- Your task -
Work out how many lines of the records hold the string "description", and reply with that number alone.

- Data for the task -
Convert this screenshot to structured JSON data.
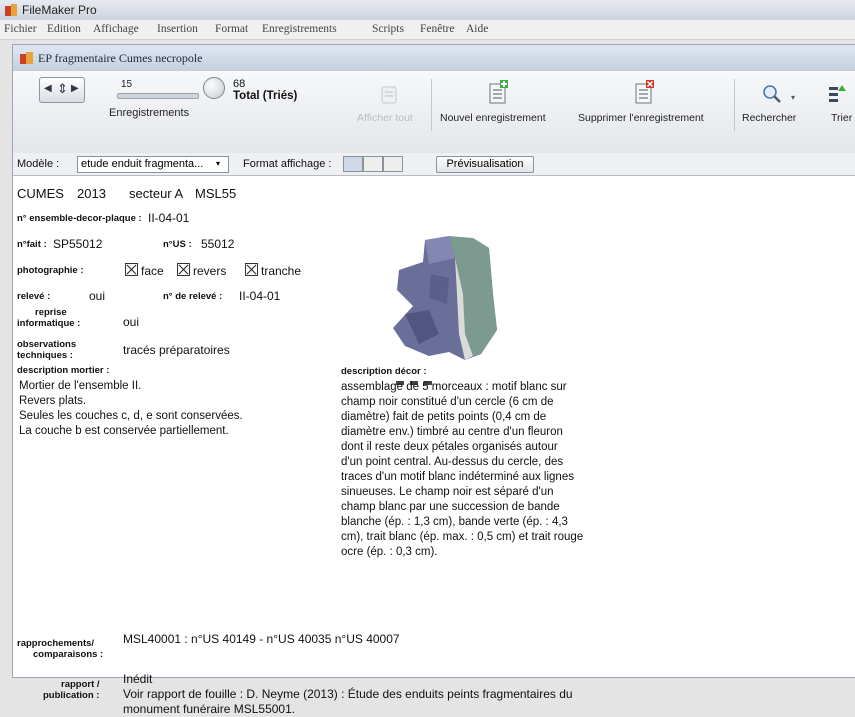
{
  "app": {
    "title": "FileMaker Pro"
  },
  "menu": [
    "Fichier",
    "Edition",
    "Affichage",
    "Insertion",
    "Format",
    "Enregistrements",
    "Scripts",
    "Fenêtre",
    "Aide"
  ],
  "window": {
    "title": "EP fragmentaire Cumes necropole"
  },
  "toolbar": {
    "record_number": "15",
    "records_label": "Enregistrements",
    "total_count": "68",
    "total_label": "Total (Triés)",
    "show_all": "Afficher tout",
    "new_record": "Nouvel enregistrement",
    "delete_record": "Supprimer l'enregistrement",
    "find": "Rechercher",
    "sort": "Trier"
  },
  "layout_bar": {
    "model_label": "Modèle :",
    "model_value": "etude enduit fragmenta...",
    "format_label": "Format affichage :",
    "preview_button": "Prévisualisation"
  },
  "record": {
    "header": {
      "site": "CUMES",
      "year": "2013",
      "sector": "secteur A",
      "code": "MSL55"
    },
    "ensemble_label": "n° ensemble-decor-plaque :",
    "ensemble_value": "II-04-01",
    "fait_label": "n°fait :",
    "fait_value": "SP55012",
    "us_label": "n°US :",
    "us_value": "55012",
    "photo_label": "photographie :",
    "photo_options": [
      "face",
      "revers",
      "tranche"
    ],
    "releve_label": "relevé :",
    "releve_value": "oui",
    "releve_num_label": "n° de relevé :",
    "releve_num_value": "II-04-01",
    "reprise_label_1": "reprise",
    "reprise_label_2": "informatique :",
    "reprise_value": "oui",
    "obs_label_1": "observations",
    "obs_label_2": "techniques :",
    "obs_value": "tracés préparatoires",
    "mortier_label": "description mortier :",
    "mortier_lines": [
      "Mortier de l'ensemble II.",
      "Revers plats.",
      "Seules les couches c, d, e sont conservées.",
      "La couche b est conservée partiellement."
    ],
    "decor_label": "description décor :",
    "decor_lines": [
      "assemblage de 5 morceaux : motif blanc sur",
      "champ noir constitué d'un cercle (6 cm de",
      "diamètre) fait de petits points (0,4 cm de",
      "diamètre env.) timbré au centre d'un fleuron",
      "dont il reste deux pétales organisés autour",
      "d'un point central. Au-dessus du cercle, des",
      "traces d'un motif blanc indéterminé aux lignes",
      "sinueuses. Le champ noir est séparé d'un",
      "champ blanc par une succession de bande",
      "blanche (ép. : 1,3 cm), bande verte (ép. : 4,3",
      "cm), trait blanc (ép. max. : 0,5 cm) et trait rouge",
      "ocre (ép. : 0,3 cm)."
    ],
    "rapprochements_label_1": "rapprochements/",
    "rapprochements_label_2": "comparaisons :",
    "rapprochements_value": "MSL40001 : n°US 40149 -  n°US 40035  n°US 40007",
    "rapport_label_1": "rapport /",
    "rapport_label_2": "publication :",
    "rapport_lines": [
      "Inédit",
      "Voir rapport de fouille : D. Neyme (2013) : Étude des enduits peints fragmentaires du",
      "monument funéraire MSL55001."
    ]
  }
}
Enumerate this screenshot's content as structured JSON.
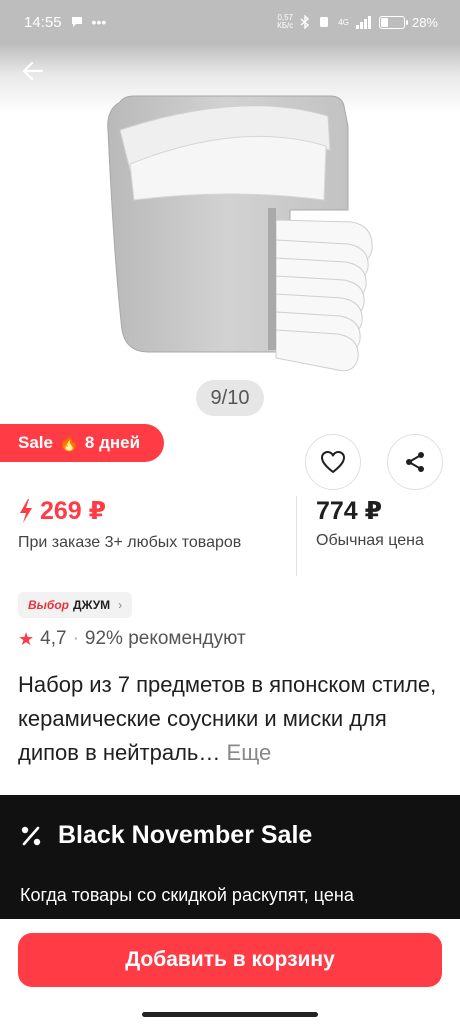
{
  "status_bar": {
    "time": "14:55",
    "net_speed_value": "0,57",
    "net_speed_unit": "КБ/с",
    "network": "4G",
    "battery": "28%"
  },
  "gallery": {
    "pager": "9/10"
  },
  "sale_badge": {
    "label": "Sale",
    "days": "8 дней"
  },
  "price": {
    "bulk_price": "269 ₽",
    "bulk_note": "При заказе 3+ любых товаров",
    "regular_price": "774 ₽",
    "regular_note": "Обычная цена"
  },
  "choice_chip": {
    "brand_a": "Выбор",
    "brand_b": "ДЖУМ"
  },
  "rating": {
    "score": "4,7",
    "recommend": "92% рекомендуют"
  },
  "product": {
    "title": "Набор из 7 предметов в японском стиле, керамические соусники и миски для дипов в нейтраль…",
    "more": "Еще"
  },
  "promo": {
    "title": "Black November Sale",
    "text": "Когда товары со скидкой раскупят, цена"
  },
  "bottom_bar": {
    "cart_button": "Добавить в корзину"
  },
  "colors": {
    "accent": "#ff3b45",
    "promo_bg": "#111111"
  }
}
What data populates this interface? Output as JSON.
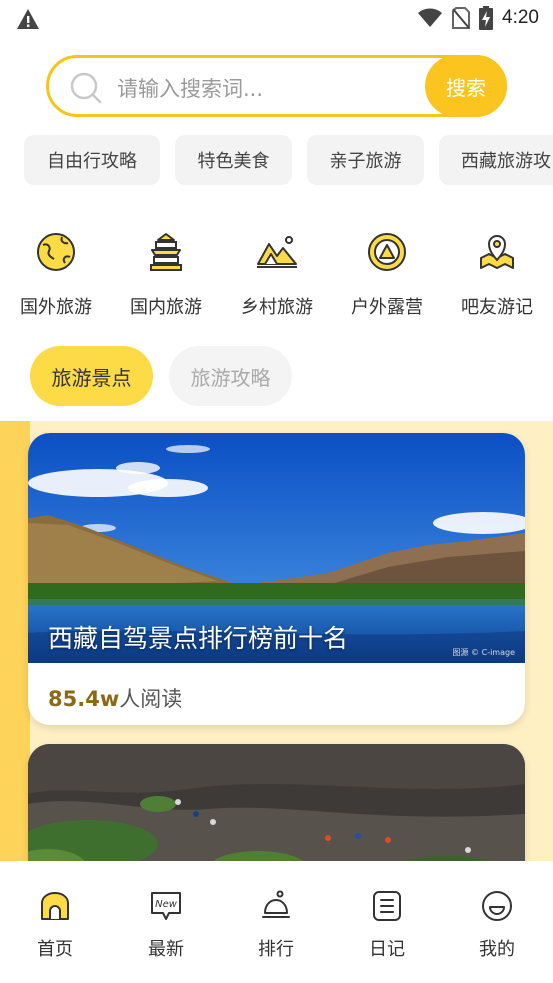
{
  "status_bar": {
    "time": "4:20",
    "icons": [
      "warning-icon",
      "wifi-icon",
      "no-sim-icon",
      "battery-charging-icon"
    ]
  },
  "search": {
    "placeholder": "请输入搜索词...",
    "button_label": "搜索"
  },
  "chips": [
    "自由行攻略",
    "特色美食",
    "亲子旅游",
    "西藏旅游攻"
  ],
  "categories": [
    {
      "label": "国外旅游",
      "icon": "globe-icon"
    },
    {
      "label": "国内旅游",
      "icon": "temple-icon"
    },
    {
      "label": "乡村旅游",
      "icon": "mountain-tent-icon"
    },
    {
      "label": "户外露营",
      "icon": "camping-tent-icon"
    },
    {
      "label": "吧友游记",
      "icon": "map-pin-icon"
    }
  ],
  "tabs": [
    {
      "label": "旅游景点",
      "active": true
    },
    {
      "label": "旅游攻略",
      "active": false
    }
  ],
  "feed": {
    "cards": [
      {
        "title": "西藏自驾景点排行榜前十名",
        "reads_number": "85.4w",
        "reads_suffix": "人阅读",
        "watermark": "图源 © C-image"
      },
      {
        "title": "",
        "image": "hillside-hikers-photo"
      }
    ]
  },
  "bottom_nav": [
    {
      "label": "首页",
      "icon": "home-icon",
      "active": true
    },
    {
      "label": "最新",
      "icon": "new-badge-icon",
      "active": false
    },
    {
      "label": "排行",
      "icon": "ranking-icon",
      "active": false
    },
    {
      "label": "日记",
      "icon": "diary-icon",
      "active": false
    },
    {
      "label": "我的",
      "icon": "profile-icon",
      "active": false
    }
  ],
  "colors": {
    "accent": "#fcc41e",
    "accent_light": "#fddb47",
    "feed_bg": "#fef0c3",
    "reads_number": "#8a6a14"
  }
}
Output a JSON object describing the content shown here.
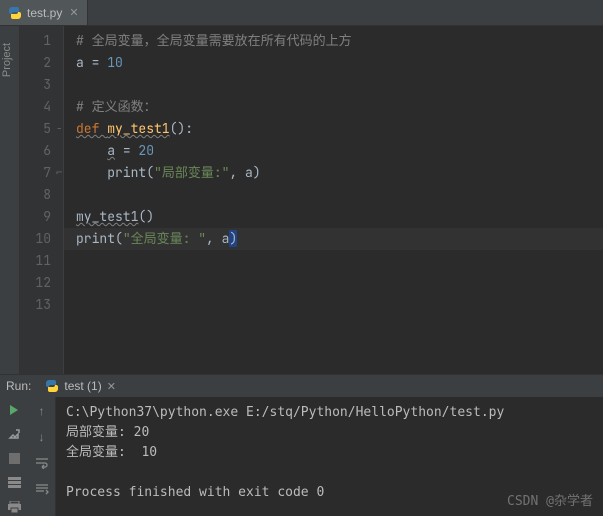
{
  "tab": {
    "filename": "test.py"
  },
  "sidebar": {
    "project_label": "Project"
  },
  "gutter": {
    "lines": [
      "1",
      "2",
      "3",
      "4",
      "5",
      "6",
      "7",
      "8",
      "9",
      "10",
      "11",
      "12",
      "13"
    ]
  },
  "code": {
    "l1_comment": "# 全局变量，全局变量需要放在所有代码的上方",
    "l2_a": "a",
    "l2_eq": " = ",
    "l2_val": "10",
    "l4_comment": "# 定义函数：",
    "l5_def": "def ",
    "l5_name": "my_test1",
    "l5_paren": "():",
    "l6_a": "a",
    "l6_eq": " = ",
    "l6_val": "20",
    "l7_print": "print",
    "l7_lp": "(",
    "l7_str": "\"局部变量:\"",
    "l7_comma": ", ",
    "l7_arg": "a",
    "l7_rp": ")",
    "l9_call": "my_test1",
    "l9_paren": "()",
    "l10_print": "print",
    "l10_lp": "(",
    "l10_str": "\"全局变量: \"",
    "l10_comma": ", ",
    "l10_arg": "a",
    "l10_rp": ")"
  },
  "run": {
    "label": "Run:",
    "config": "test (1)"
  },
  "console": {
    "cmd": "C:\\Python37\\python.exe E:/stq/Python/HelloPython/test.py",
    "out1": "局部变量: 20",
    "out2": "全局变量:  10",
    "exit": "Process finished with exit code 0"
  },
  "watermark": "CSDN @杂学者"
}
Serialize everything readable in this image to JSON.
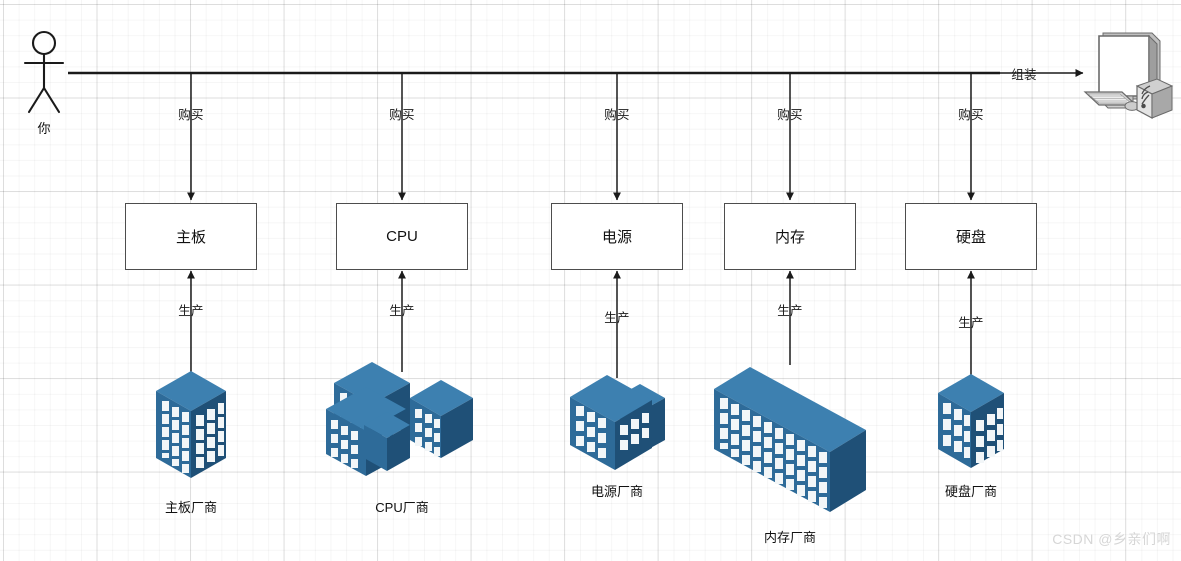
{
  "diagram": {
    "title_watermark": "CSDN @乡亲们啊",
    "actor": {
      "label": "你",
      "icon": "stick-figure-icon"
    },
    "output": {
      "label": "组装",
      "icon": "desktop-computer-icon"
    },
    "colors": {
      "building_front": "#2e6b99",
      "building_side": "#1f5077",
      "building_top": "#3d80b0",
      "window": "#f2f6f8",
      "line": "#1a1a1a",
      "box_border": "#4d4d4d",
      "box_fill": "#ffffff",
      "grid": "#e8e8e8",
      "watermark": "#d6d6d6"
    },
    "buy_label": "购买",
    "make_label": "生产",
    "components": [
      {
        "part": "主板",
        "maker": "主板厂商",
        "buy_label": "购买",
        "make_label": "生产",
        "icon": "office-tower-icon"
      },
      {
        "part": "CPU",
        "maker": "CPU厂商",
        "buy_label": "购买",
        "make_label": "生产",
        "icon": "office-complex-icon"
      },
      {
        "part": "电源",
        "maker": "电源厂商",
        "buy_label": "购买",
        "make_label": "生产",
        "icon": "office-building-icon"
      },
      {
        "part": "内存",
        "maker": "内存厂商",
        "buy_label": "购买",
        "make_label": "生产",
        "icon": "long-factory-icon"
      },
      {
        "part": "硬盘",
        "maker": "硬盘厂商",
        "buy_label": "购买",
        "make_label": "生产",
        "icon": "small-office-icon"
      }
    ]
  }
}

- Answer to this problem -
2